Given exercise - Gather each line in the entries that includes the string "وقال".

Data supplied -
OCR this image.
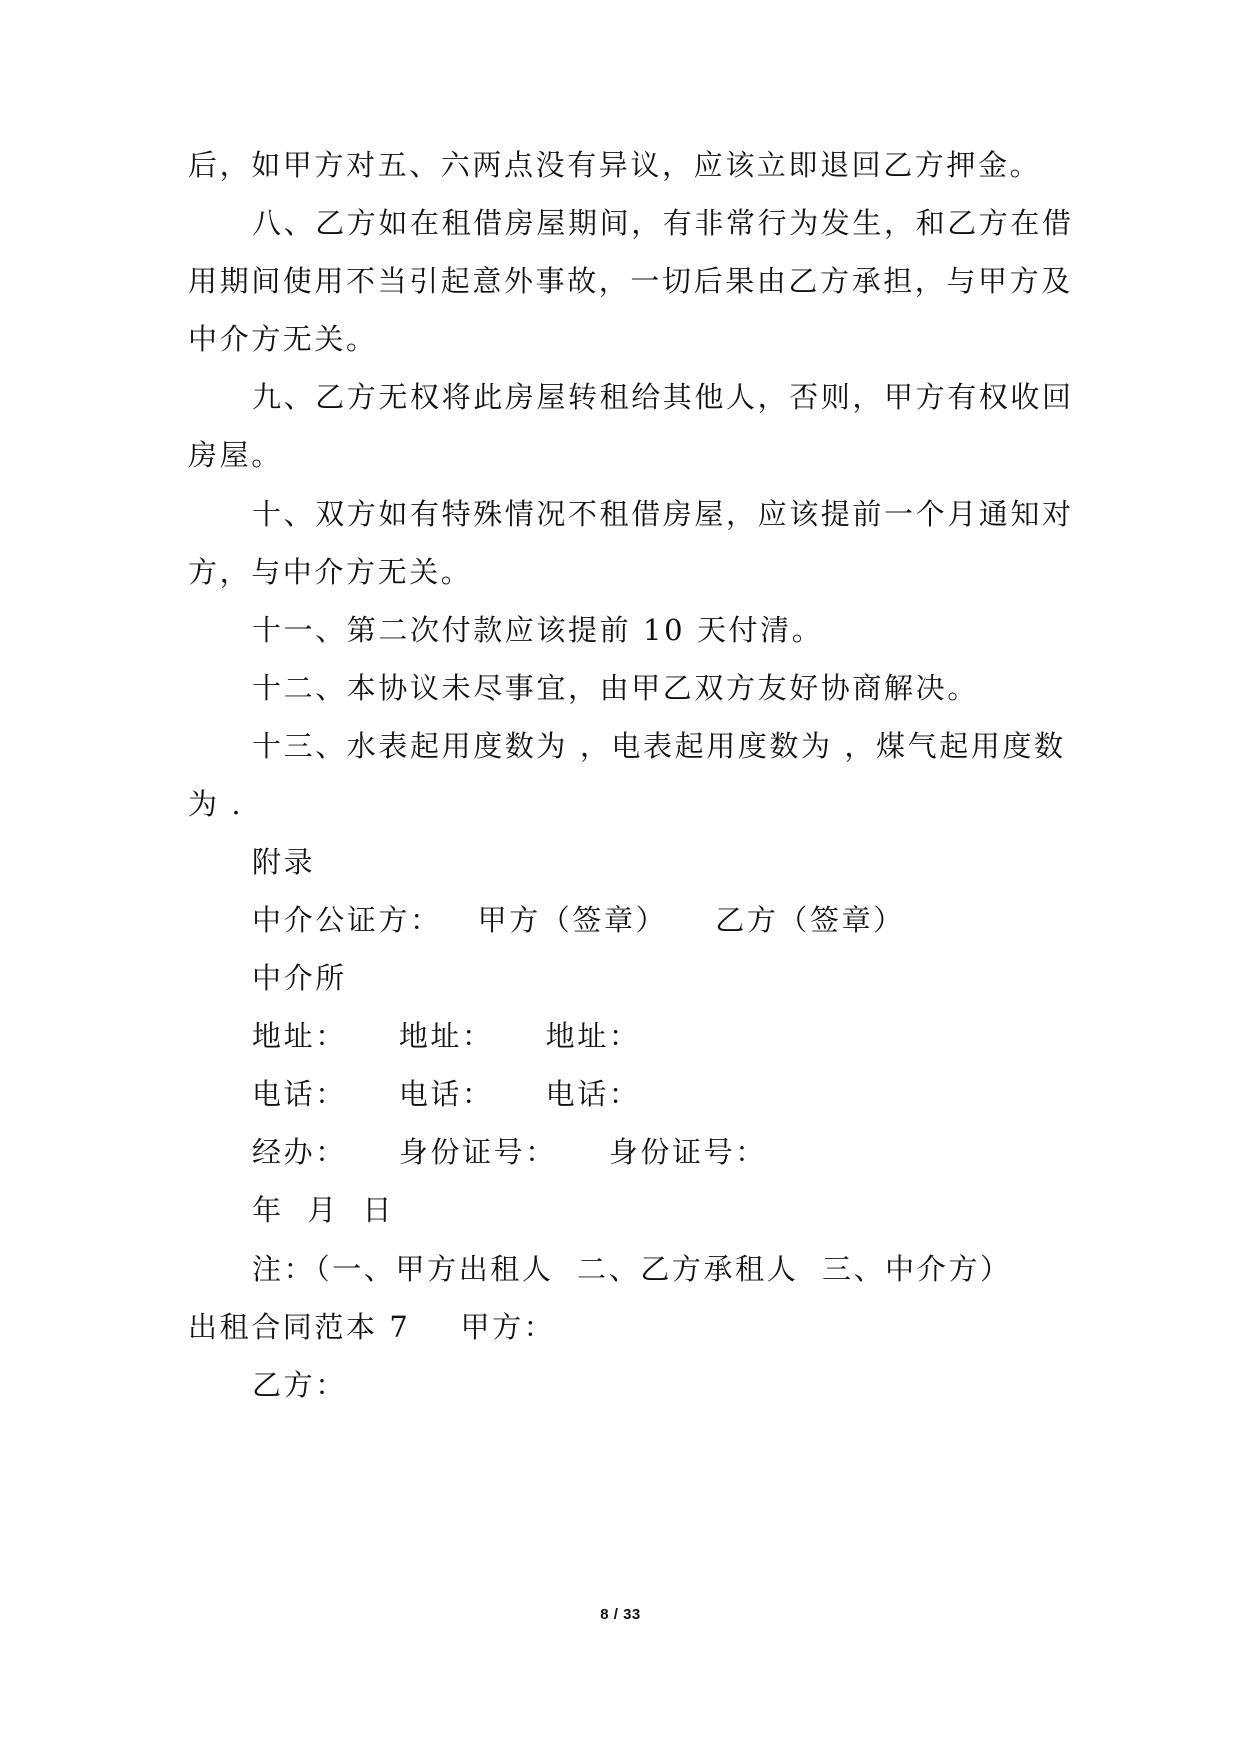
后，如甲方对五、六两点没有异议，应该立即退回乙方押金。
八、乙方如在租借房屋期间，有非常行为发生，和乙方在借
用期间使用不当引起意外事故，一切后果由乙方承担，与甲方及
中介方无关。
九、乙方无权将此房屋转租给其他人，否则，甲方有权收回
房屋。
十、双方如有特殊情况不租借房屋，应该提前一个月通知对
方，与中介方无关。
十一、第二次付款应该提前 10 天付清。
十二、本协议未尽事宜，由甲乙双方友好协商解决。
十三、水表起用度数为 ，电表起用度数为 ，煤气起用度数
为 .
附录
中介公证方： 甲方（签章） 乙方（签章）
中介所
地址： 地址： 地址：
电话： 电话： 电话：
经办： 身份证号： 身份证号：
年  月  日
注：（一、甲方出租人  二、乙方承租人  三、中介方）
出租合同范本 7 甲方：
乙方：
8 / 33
...
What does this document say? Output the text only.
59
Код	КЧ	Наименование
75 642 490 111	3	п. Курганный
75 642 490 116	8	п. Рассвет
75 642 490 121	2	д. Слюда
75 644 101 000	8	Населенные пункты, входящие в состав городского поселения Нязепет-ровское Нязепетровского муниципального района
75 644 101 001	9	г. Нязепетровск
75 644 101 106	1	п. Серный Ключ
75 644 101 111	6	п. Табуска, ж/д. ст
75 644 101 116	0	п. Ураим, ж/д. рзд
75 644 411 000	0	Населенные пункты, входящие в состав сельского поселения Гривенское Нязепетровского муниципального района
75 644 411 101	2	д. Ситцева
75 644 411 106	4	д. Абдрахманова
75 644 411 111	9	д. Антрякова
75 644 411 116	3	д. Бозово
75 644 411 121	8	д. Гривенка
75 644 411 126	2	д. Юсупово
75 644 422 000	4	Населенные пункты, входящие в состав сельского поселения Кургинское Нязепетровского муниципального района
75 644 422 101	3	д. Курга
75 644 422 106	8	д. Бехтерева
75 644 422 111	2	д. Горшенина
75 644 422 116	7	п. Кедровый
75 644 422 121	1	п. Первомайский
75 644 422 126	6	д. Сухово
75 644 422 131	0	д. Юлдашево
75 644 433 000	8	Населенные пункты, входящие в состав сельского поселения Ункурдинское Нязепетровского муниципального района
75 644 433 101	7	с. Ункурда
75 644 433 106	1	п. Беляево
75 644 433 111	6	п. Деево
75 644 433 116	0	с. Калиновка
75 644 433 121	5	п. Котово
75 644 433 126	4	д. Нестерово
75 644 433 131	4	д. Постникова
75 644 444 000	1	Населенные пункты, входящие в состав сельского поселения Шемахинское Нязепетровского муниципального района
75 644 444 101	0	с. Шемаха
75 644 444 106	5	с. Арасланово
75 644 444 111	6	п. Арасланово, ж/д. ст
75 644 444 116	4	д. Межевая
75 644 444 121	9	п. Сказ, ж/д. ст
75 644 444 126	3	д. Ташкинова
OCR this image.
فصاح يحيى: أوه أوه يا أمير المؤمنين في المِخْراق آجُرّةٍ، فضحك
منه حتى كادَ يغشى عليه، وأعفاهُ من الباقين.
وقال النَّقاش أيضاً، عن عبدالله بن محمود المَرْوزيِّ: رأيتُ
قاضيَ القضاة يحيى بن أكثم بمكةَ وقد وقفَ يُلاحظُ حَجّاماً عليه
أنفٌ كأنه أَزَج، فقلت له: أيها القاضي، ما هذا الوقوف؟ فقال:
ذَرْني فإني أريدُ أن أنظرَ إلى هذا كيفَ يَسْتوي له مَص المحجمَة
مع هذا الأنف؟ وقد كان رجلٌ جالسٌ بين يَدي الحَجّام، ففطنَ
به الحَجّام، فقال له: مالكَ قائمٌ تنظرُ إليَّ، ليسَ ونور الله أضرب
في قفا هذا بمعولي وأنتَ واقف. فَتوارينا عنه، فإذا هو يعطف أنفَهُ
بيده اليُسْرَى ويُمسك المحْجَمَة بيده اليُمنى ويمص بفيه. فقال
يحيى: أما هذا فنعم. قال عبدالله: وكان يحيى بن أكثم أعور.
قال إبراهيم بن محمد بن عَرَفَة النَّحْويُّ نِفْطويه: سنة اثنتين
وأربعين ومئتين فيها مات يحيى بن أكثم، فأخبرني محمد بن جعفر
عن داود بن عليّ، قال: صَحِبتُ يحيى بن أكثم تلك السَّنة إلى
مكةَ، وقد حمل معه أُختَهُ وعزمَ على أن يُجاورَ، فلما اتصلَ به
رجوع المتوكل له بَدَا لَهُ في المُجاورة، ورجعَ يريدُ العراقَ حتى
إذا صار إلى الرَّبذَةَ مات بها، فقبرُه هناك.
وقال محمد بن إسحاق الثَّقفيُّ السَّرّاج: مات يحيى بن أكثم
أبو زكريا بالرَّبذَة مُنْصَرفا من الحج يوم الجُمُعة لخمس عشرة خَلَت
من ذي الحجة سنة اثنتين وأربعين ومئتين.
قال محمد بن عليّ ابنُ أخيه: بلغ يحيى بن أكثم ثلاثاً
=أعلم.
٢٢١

Exercise result -
وقال النَّقاش أيضاً، عن عبدالله بن محمود المَرْوزيِّ: رأيتُ
وقال محمد بن إسحاق الثَّقفيُّ السَّرّاج: مات يحيى بن أكثم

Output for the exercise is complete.